**EXERCISE DESCRIPTION**. Return every record exactly as written.

**SOURCE DATA**.
• • •

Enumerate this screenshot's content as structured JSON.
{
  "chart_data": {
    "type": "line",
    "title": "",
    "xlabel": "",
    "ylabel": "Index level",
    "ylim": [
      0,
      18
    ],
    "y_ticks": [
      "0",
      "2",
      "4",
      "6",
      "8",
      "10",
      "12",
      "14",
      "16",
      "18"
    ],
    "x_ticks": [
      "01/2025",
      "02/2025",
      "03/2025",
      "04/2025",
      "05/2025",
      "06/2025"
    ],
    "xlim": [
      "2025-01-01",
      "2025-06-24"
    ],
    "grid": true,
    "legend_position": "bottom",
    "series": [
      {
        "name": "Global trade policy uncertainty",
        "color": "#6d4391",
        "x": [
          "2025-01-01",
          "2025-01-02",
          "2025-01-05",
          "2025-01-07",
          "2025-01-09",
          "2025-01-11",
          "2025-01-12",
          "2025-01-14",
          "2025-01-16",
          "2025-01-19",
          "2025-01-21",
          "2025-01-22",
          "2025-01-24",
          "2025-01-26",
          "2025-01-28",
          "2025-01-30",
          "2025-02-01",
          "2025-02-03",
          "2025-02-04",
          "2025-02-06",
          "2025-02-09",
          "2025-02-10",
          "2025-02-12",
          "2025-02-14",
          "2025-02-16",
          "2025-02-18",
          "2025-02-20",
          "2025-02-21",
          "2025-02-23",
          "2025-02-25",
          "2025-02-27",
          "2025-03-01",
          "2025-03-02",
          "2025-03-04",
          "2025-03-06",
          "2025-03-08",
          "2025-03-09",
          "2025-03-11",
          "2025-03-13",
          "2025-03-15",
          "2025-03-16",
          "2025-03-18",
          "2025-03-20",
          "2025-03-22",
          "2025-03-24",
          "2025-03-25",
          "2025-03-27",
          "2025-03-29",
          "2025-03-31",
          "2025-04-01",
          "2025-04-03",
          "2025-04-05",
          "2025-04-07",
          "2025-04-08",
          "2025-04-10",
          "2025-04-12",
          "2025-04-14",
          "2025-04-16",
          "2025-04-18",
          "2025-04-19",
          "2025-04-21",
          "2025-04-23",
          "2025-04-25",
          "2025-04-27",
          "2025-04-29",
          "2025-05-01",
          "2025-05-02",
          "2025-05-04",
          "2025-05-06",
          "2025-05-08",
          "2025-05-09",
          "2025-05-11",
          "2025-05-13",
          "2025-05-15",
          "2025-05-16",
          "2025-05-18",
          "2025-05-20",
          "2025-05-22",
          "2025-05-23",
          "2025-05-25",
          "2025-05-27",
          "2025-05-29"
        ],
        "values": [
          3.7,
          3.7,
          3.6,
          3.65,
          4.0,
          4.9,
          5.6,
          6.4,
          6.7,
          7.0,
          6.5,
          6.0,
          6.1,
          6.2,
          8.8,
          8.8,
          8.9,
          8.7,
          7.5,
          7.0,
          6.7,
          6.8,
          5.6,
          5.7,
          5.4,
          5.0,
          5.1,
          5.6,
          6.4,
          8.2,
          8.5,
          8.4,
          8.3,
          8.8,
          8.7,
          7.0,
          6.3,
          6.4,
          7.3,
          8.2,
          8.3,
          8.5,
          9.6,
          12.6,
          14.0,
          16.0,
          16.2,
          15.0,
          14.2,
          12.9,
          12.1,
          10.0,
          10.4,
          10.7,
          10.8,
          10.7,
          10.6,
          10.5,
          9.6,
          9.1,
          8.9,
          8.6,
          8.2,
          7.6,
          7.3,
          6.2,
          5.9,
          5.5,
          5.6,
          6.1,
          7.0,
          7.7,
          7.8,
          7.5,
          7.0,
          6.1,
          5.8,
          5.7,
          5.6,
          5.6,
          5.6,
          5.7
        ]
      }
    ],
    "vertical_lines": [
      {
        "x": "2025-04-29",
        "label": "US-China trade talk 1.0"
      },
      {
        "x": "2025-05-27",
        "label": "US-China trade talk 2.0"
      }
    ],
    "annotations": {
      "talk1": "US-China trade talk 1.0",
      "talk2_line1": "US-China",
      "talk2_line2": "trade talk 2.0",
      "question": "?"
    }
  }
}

• • •

**EXERCISE ANSWER**.
Enumerate this screenshot's content as structured JSON.
{
  "chart_data": {
    "type": "line",
    "title": "",
    "xlabel": "",
    "ylabel": "Index level",
    "ylim": [
      0,
      18
    ],
    "y_ticks": [
      "0",
      "2",
      "4",
      "6",
      "8",
      "10",
      "12",
      "14",
      "16",
      "18"
    ],
    "x_ticks": [
      "01/2025",
      "02/2025",
      "03/2025",
      "04/2025",
      "05/2025",
      "06/2025"
    ],
    "xlim": [
      "2025-01-01",
      "2025-06-24"
    ],
    "grid": true,
    "legend_position": "bottom",
    "series": [
      {
        "name": "Global trade policy uncertainty",
        "color": "#6d4391",
        "x": [
          "2025-01-01",
          "2025-01-02",
          "2025-01-05",
          "2025-01-07",
          "2025-01-09",
          "2025-01-11",
          "2025-01-12",
          "2025-01-14",
          "2025-01-16",
          "2025-01-19",
          "2025-01-21",
          "2025-01-22",
          "2025-01-24",
          "2025-01-26",
          "2025-01-28",
          "2025-01-30",
          "2025-02-01",
          "2025-02-03",
          "2025-02-04",
          "2025-02-06",
          "2025-02-09",
          "2025-02-10",
          "2025-02-12",
          "2025-02-14",
          "2025-02-16",
          "2025-02-18",
          "2025-02-20",
          "2025-02-21",
          "2025-02-23",
          "2025-02-25",
          "2025-02-27",
          "2025-03-01",
          "2025-03-02",
          "2025-03-04",
          "2025-03-06",
          "2025-03-08",
          "2025-03-09",
          "2025-03-11",
          "2025-03-13",
          "2025-03-15",
          "2025-03-16",
          "2025-03-18",
          "2025-03-20",
          "2025-03-22",
          "2025-03-24",
          "2025-03-25",
          "2025-03-27",
          "2025-03-29",
          "2025-03-31",
          "2025-04-01",
          "2025-04-03",
          "2025-04-05",
          "2025-04-07",
          "2025-04-08",
          "2025-04-10",
          "2025-04-12",
          "2025-04-14",
          "2025-04-16",
          "2025-04-18",
          "2025-04-19",
          "2025-04-21",
          "2025-04-23",
          "2025-04-25",
          "2025-04-27",
          "2025-04-29",
          "2025-05-01",
          "2025-05-02",
          "2025-05-04",
          "2025-05-06",
          "2025-05-08",
          "2025-05-09",
          "2025-05-11",
          "2025-05-13",
          "2025-05-15",
          "2025-05-16",
          "2025-05-18",
          "2025-05-20",
          "2025-05-22",
          "2025-05-23",
          "2025-05-25",
          "2025-05-27",
          "2025-05-29"
        ],
        "values": [
          3.7,
          3.7,
          3.6,
          3.65,
          4.0,
          4.9,
          5.6,
          6.4,
          6.7,
          7.0,
          6.5,
          6.0,
          6.1,
          6.2,
          8.8,
          8.8,
          8.9,
          8.7,
          7.5,
          7.0,
          6.7,
          6.8,
          5.6,
          5.7,
          5.4,
          5.0,
          5.1,
          5.6,
          6.4,
          8.2,
          8.5,
          8.4,
          8.3,
          8.8,
          8.7,
          7.0,
          6.3,
          6.4,
          7.3,
          8.2,
          8.3,
          8.5,
          9.6,
          12.6,
          14.0,
          16.0,
          16.2,
          15.0,
          14.2,
          12.9,
          12.1,
          10.0,
          10.4,
          10.7,
          10.8,
          10.7,
          10.6,
          10.5,
          9.6,
          9.1,
          8.9,
          8.6,
          8.2,
          7.6,
          7.3,
          6.2,
          5.9,
          5.5,
          5.6,
          6.1,
          7.0,
          7.7,
          7.8,
          7.5,
          7.0,
          6.1,
          5.8,
          5.7,
          5.6,
          5.6,
          5.6,
          5.7
        ]
      }
    ],
    "vertical_lines": [
      {
        "x": "2025-04-29",
        "label": "US-China trade talk 1.0"
      },
      {
        "x": "2025-05-27",
        "label": "US-China trade talk 2.0"
      }
    ],
    "annotations": {
      "talk1": "US-China trade talk 1.0",
      "talk2_line1": "US-China",
      "talk2_line2": "trade talk 2.0",
      "question": "?"
    }
  }
}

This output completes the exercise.